(begin)

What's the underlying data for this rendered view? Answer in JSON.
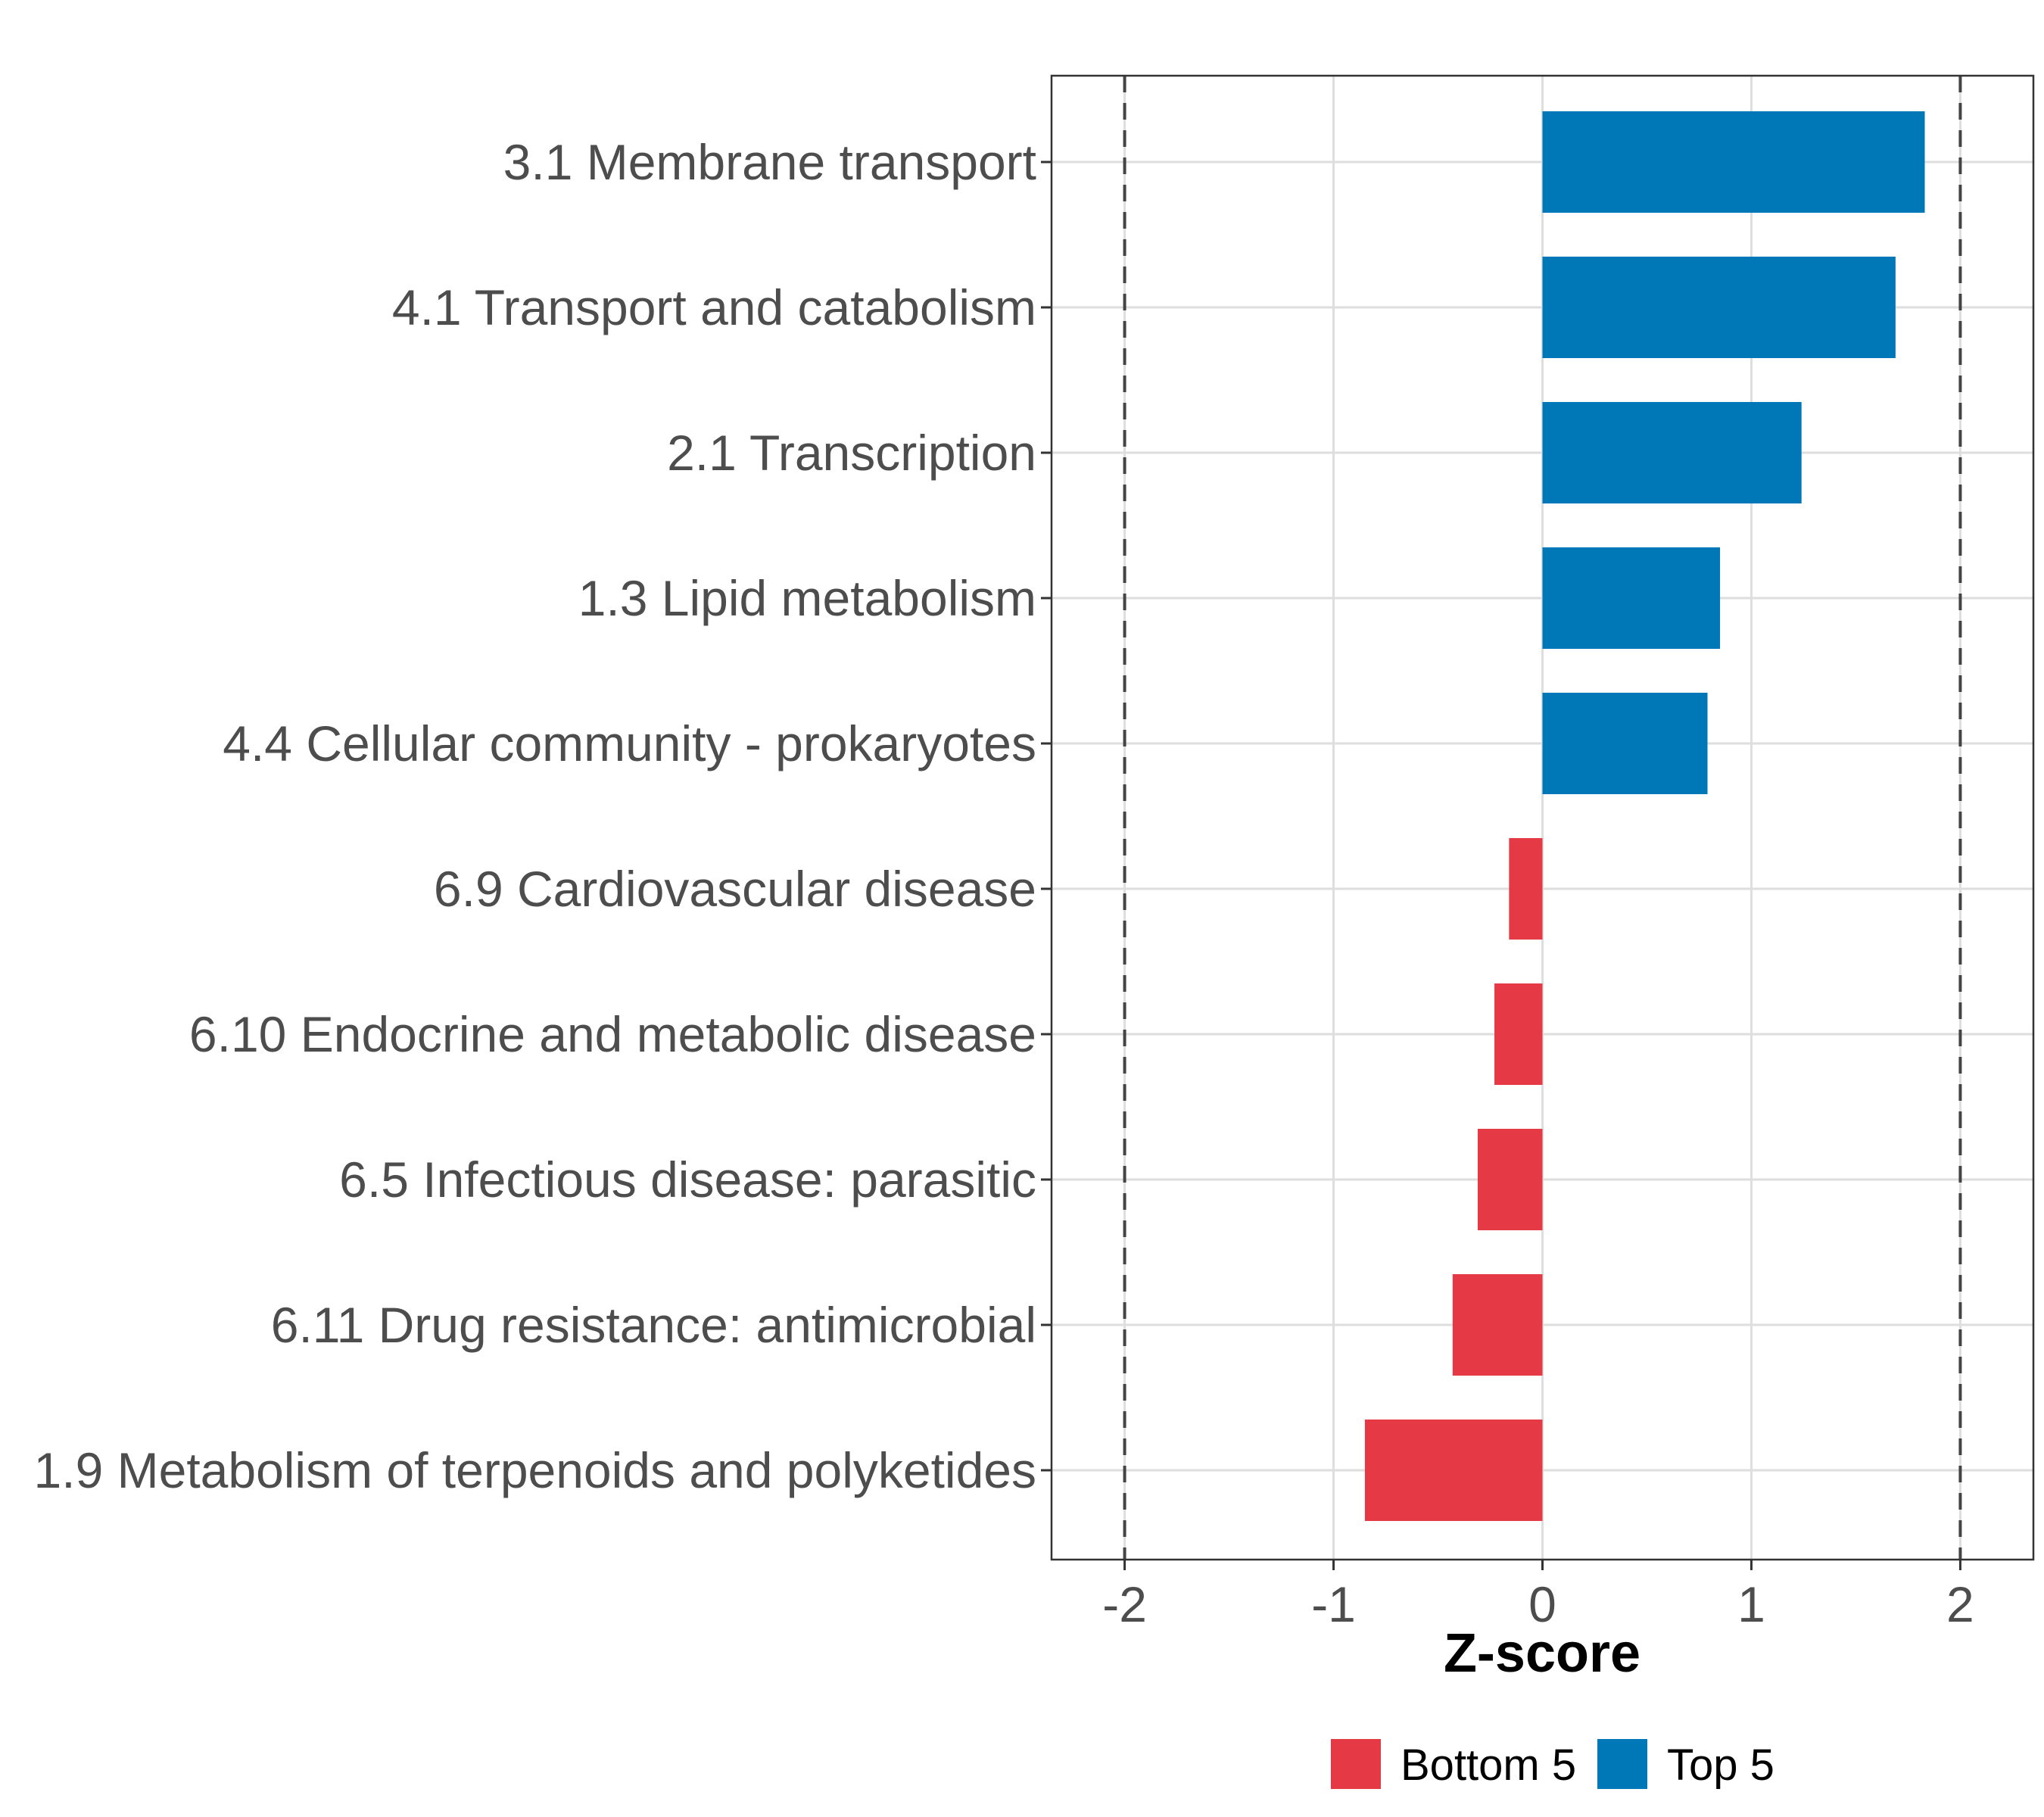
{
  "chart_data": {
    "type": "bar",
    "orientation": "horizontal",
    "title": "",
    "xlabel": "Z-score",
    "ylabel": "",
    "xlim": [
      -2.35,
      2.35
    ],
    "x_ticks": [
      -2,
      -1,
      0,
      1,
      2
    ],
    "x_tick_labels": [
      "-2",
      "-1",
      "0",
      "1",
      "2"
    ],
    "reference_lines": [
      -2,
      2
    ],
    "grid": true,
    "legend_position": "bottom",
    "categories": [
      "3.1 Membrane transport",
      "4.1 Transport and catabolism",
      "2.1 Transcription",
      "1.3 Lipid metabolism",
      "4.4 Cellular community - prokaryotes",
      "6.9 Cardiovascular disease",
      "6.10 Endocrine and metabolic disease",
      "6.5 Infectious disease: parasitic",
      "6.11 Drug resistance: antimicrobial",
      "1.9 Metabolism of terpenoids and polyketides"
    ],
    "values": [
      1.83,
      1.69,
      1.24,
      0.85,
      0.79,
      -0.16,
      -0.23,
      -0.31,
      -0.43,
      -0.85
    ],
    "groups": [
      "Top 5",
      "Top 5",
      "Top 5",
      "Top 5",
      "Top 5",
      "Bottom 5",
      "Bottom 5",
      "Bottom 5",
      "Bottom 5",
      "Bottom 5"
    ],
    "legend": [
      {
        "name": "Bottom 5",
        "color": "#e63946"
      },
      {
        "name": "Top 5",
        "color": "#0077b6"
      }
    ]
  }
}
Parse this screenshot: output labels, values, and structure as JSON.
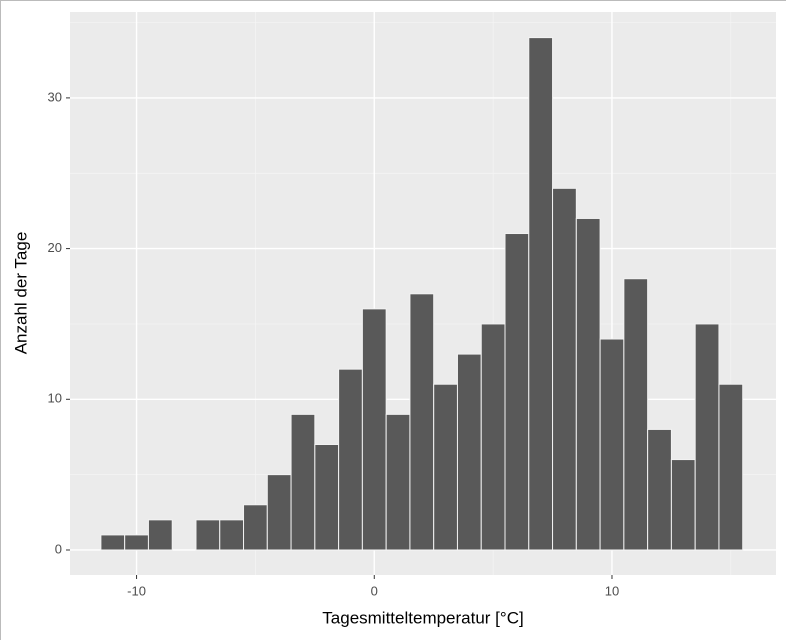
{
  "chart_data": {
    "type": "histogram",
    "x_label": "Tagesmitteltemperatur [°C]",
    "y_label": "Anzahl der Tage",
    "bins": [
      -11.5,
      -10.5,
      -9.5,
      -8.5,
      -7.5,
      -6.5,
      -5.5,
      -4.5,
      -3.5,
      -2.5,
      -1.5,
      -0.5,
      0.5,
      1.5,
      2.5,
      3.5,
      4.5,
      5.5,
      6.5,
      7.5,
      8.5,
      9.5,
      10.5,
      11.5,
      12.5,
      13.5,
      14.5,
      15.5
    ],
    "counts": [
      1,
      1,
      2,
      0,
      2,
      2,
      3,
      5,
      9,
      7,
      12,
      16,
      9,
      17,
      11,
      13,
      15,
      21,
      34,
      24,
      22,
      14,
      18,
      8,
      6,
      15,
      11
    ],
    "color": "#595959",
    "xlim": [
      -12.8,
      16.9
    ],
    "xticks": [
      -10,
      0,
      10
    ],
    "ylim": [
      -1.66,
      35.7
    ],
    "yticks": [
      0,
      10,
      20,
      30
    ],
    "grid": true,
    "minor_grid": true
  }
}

(end)

Write out the records above exactly as they stand, leaving out every picture.

What's the underlying data for this rendered view? Answer in JSON.
{
  "chart_data": {
    "type": "bar",
    "orientation": "horizontal",
    "title": "",
    "xlabel": "Z-score",
    "ylabel": "",
    "xlim": [
      -2.35,
      2.35
    ],
    "x_ticks": [
      -2,
      -1,
      0,
      1,
      2
    ],
    "x_tick_labels": [
      "-2",
      "-1",
      "0",
      "1",
      "2"
    ],
    "reference_lines": [
      -2,
      2
    ],
    "grid": true,
    "legend_position": "bottom",
    "categories": [
      "3.1 Membrane transport",
      "4.1 Transport and catabolism",
      "2.1 Transcription",
      "1.3 Lipid metabolism",
      "4.4 Cellular community - prokaryotes",
      "6.9 Cardiovascular disease",
      "6.10 Endocrine and metabolic disease",
      "6.5 Infectious disease: parasitic",
      "6.11 Drug resistance: antimicrobial",
      "1.9 Metabolism of terpenoids and polyketides"
    ],
    "values": [
      1.83,
      1.69,
      1.24,
      0.85,
      0.79,
      -0.16,
      -0.23,
      -0.31,
      -0.43,
      -0.85
    ],
    "groups": [
      "Top 5",
      "Top 5",
      "Top 5",
      "Top 5",
      "Top 5",
      "Bottom 5",
      "Bottom 5",
      "Bottom 5",
      "Bottom 5",
      "Bottom 5"
    ],
    "legend": [
      {
        "name": "Bottom 5",
        "color": "#e63946"
      },
      {
        "name": "Top 5",
        "color": "#0077b6"
      }
    ]
  }
}
Parse this screenshot: output labels, values, and structure as JSON.
{
  "chart_data": {
    "type": "histogram",
    "x_label": "Tagesmitteltemperatur [°C]",
    "y_label": "Anzahl der Tage",
    "bins": [
      -11.5,
      -10.5,
      -9.5,
      -8.5,
      -7.5,
      -6.5,
      -5.5,
      -4.5,
      -3.5,
      -2.5,
      -1.5,
      -0.5,
      0.5,
      1.5,
      2.5,
      3.5,
      4.5,
      5.5,
      6.5,
      7.5,
      8.5,
      9.5,
      10.5,
      11.5,
      12.5,
      13.5,
      14.5,
      15.5
    ],
    "counts": [
      1,
      1,
      2,
      0,
      2,
      2,
      3,
      5,
      9,
      7,
      12,
      16,
      9,
      17,
      11,
      13,
      15,
      21,
      34,
      24,
      22,
      14,
      18,
      8,
      6,
      15,
      11
    ],
    "color": "#595959",
    "xlim": [
      -12.8,
      16.9
    ],
    "xticks": [
      -10,
      0,
      10
    ],
    "ylim": [
      -1.66,
      35.7
    ],
    "yticks": [
      0,
      10,
      20,
      30
    ],
    "grid": true,
    "minor_grid": true
  }
}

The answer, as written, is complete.